→ **Work to do**: Without the images, write out all of the following entries exactly.

[Figure dataset records]
>>>
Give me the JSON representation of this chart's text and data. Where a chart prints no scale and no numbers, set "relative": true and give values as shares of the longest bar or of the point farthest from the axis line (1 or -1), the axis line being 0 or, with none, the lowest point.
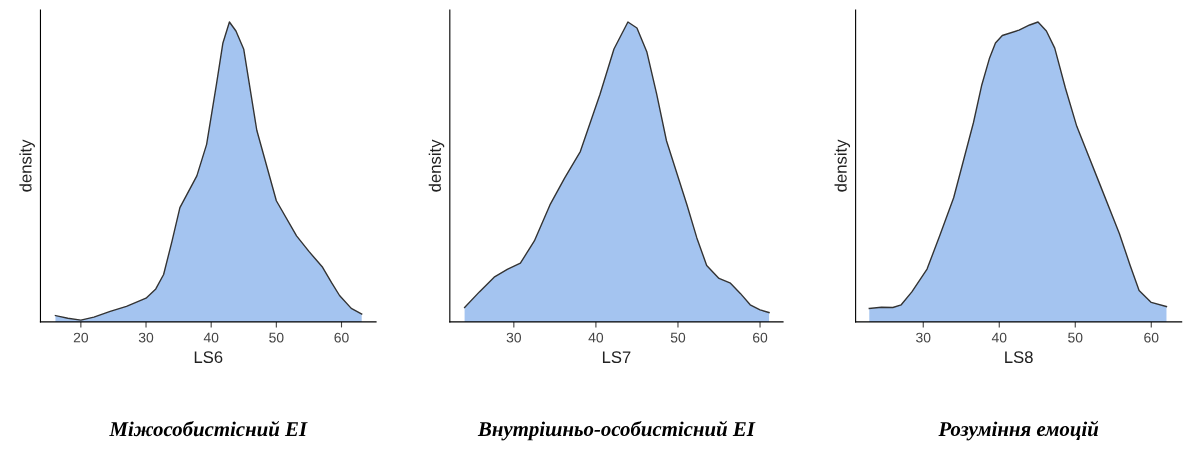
{
  "chart_data": [
    {
      "type": "area",
      "relative": true,
      "xlabel": "LS6",
      "ylabel": "density",
      "title": "Міжособистісний EI",
      "xlim": [
        13.8,
        65.3
      ],
      "xticks": [
        20,
        30,
        40,
        50,
        60
      ],
      "grid": false,
      "series": [
        {
          "color": "#a4c4f0",
          "x": [
            16.1,
            18,
            20,
            22,
            24.5,
            27,
            30,
            31.5,
            32.7,
            34,
            35.2,
            37.8,
            39.3,
            40.8,
            41.8,
            42.8,
            43.8,
            45,
            47,
            50,
            53.1,
            55,
            57.1,
            58.5,
            59.7,
            61.5,
            63.1
          ],
          "values": [
            0.021,
            0.012,
            0.006,
            0.016,
            0.035,
            0.052,
            0.079,
            0.11,
            0.158,
            0.27,
            0.381,
            0.487,
            0.592,
            0.791,
            0.93,
            1.0,
            0.97,
            0.909,
            0.639,
            0.404,
            0.287,
            0.235,
            0.182,
            0.13,
            0.088,
            0.045,
            0.026
          ]
        }
      ]
    },
    {
      "type": "area",
      "relative": true,
      "xlabel": "LS7",
      "ylabel": "density",
      "title": "Внутрішньо-особистісний EI",
      "xlim": [
        22.2,
        62.8
      ],
      "xticks": [
        30,
        40,
        50,
        60
      ],
      "grid": false,
      "series": [
        {
          "color": "#a4c4f0",
          "x": [
            24,
            25.8,
            27.6,
            29.2,
            30.8,
            32.5,
            34.4,
            36.2,
            38.1,
            40.5,
            42.2,
            43.9,
            45,
            46.2,
            47.4,
            48.6,
            51.1,
            52.3,
            53.5,
            55,
            56.4,
            57.6,
            58.8,
            60,
            61.1
          ],
          "values": [
            0.048,
            0.1,
            0.149,
            0.175,
            0.196,
            0.27,
            0.39,
            0.48,
            0.568,
            0.759,
            0.91,
            1.0,
            0.98,
            0.901,
            0.76,
            0.604,
            0.39,
            0.28,
            0.188,
            0.145,
            0.129,
            0.095,
            0.057,
            0.04,
            0.031
          ]
        }
      ]
    },
    {
      "type": "area",
      "relative": true,
      "xlabel": "LS8",
      "ylabel": "density",
      "title": "Розуміння емоцій",
      "xlim": [
        21.1,
        64
      ],
      "xticks": [
        30,
        40,
        50,
        60
      ],
      "grid": false,
      "series": [
        {
          "color": "#a4c4f0",
          "x": [
            22.9,
            24.5,
            26,
            27.1,
            28.5,
            30.5,
            32.2,
            34,
            36.6,
            37.7,
            38.7,
            39.5,
            40.4,
            42.6,
            44,
            45.1,
            46.2,
            47.3,
            48.7,
            50.2,
            53.2,
            55.8,
            57.2,
            58.4,
            60,
            62
          ],
          "values": [
            0.045,
            0.049,
            0.048,
            0.057,
            0.1,
            0.176,
            0.29,
            0.414,
            0.664,
            0.79,
            0.878,
            0.93,
            0.955,
            0.973,
            0.99,
            1.0,
            0.97,
            0.913,
            0.78,
            0.652,
            0.461,
            0.295,
            0.19,
            0.105,
            0.065,
            0.051
          ]
        }
      ]
    }
  ]
}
<<<
→ **Answer to the exercise**:
Give me the JSON representation of this chart's text and data. Where a chart prints no scale and no numbers, set "relative": true and give values as shares of the longest bar or of the point farthest from the axis line (1 or -1), the axis line being 0 or, with none, the lowest point.
{
  "chart_data": [
    {
      "type": "area",
      "relative": true,
      "xlabel": "LS6",
      "ylabel": "density",
      "title": "Міжособистісний EI",
      "xlim": [
        13.8,
        65.3
      ],
      "xticks": [
        20,
        30,
        40,
        50,
        60
      ],
      "grid": false,
      "series": [
        {
          "color": "#a4c4f0",
          "x": [
            16.1,
            18,
            20,
            22,
            24.5,
            27,
            30,
            31.5,
            32.7,
            34,
            35.2,
            37.8,
            39.3,
            40.8,
            41.8,
            42.8,
            43.8,
            45,
            47,
            50,
            53.1,
            55,
            57.1,
            58.5,
            59.7,
            61.5,
            63.1
          ],
          "values": [
            0.021,
            0.012,
            0.006,
            0.016,
            0.035,
            0.052,
            0.079,
            0.11,
            0.158,
            0.27,
            0.381,
            0.487,
            0.592,
            0.791,
            0.93,
            1.0,
            0.97,
            0.909,
            0.639,
            0.404,
            0.287,
            0.235,
            0.182,
            0.13,
            0.088,
            0.045,
            0.026
          ]
        }
      ]
    },
    {
      "type": "area",
      "relative": true,
      "xlabel": "LS7",
      "ylabel": "density",
      "title": "Внутрішньо-особистісний EI",
      "xlim": [
        22.2,
        62.8
      ],
      "xticks": [
        30,
        40,
        50,
        60
      ],
      "grid": false,
      "series": [
        {
          "color": "#a4c4f0",
          "x": [
            24,
            25.8,
            27.6,
            29.2,
            30.8,
            32.5,
            34.4,
            36.2,
            38.1,
            40.5,
            42.2,
            43.9,
            45,
            46.2,
            47.4,
            48.6,
            51.1,
            52.3,
            53.5,
            55,
            56.4,
            57.6,
            58.8,
            60,
            61.1
          ],
          "values": [
            0.048,
            0.1,
            0.149,
            0.175,
            0.196,
            0.27,
            0.39,
            0.48,
            0.568,
            0.759,
            0.91,
            1.0,
            0.98,
            0.901,
            0.76,
            0.604,
            0.39,
            0.28,
            0.188,
            0.145,
            0.129,
            0.095,
            0.057,
            0.04,
            0.031
          ]
        }
      ]
    },
    {
      "type": "area",
      "relative": true,
      "xlabel": "LS8",
      "ylabel": "density",
      "title": "Розуміння емоцій",
      "xlim": [
        21.1,
        64
      ],
      "xticks": [
        30,
        40,
        50,
        60
      ],
      "grid": false,
      "series": [
        {
          "color": "#a4c4f0",
          "x": [
            22.9,
            24.5,
            26,
            27.1,
            28.5,
            30.5,
            32.2,
            34,
            36.6,
            37.7,
            38.7,
            39.5,
            40.4,
            42.6,
            44,
            45.1,
            46.2,
            47.3,
            48.7,
            50.2,
            53.2,
            55.8,
            57.2,
            58.4,
            60,
            62
          ],
          "values": [
            0.045,
            0.049,
            0.048,
            0.057,
            0.1,
            0.176,
            0.29,
            0.414,
            0.664,
            0.79,
            0.878,
            0.93,
            0.955,
            0.973,
            0.99,
            1.0,
            0.97,
            0.913,
            0.78,
            0.652,
            0.461,
            0.295,
            0.19,
            0.105,
            0.065,
            0.051
          ]
        }
      ]
    }
  ]
}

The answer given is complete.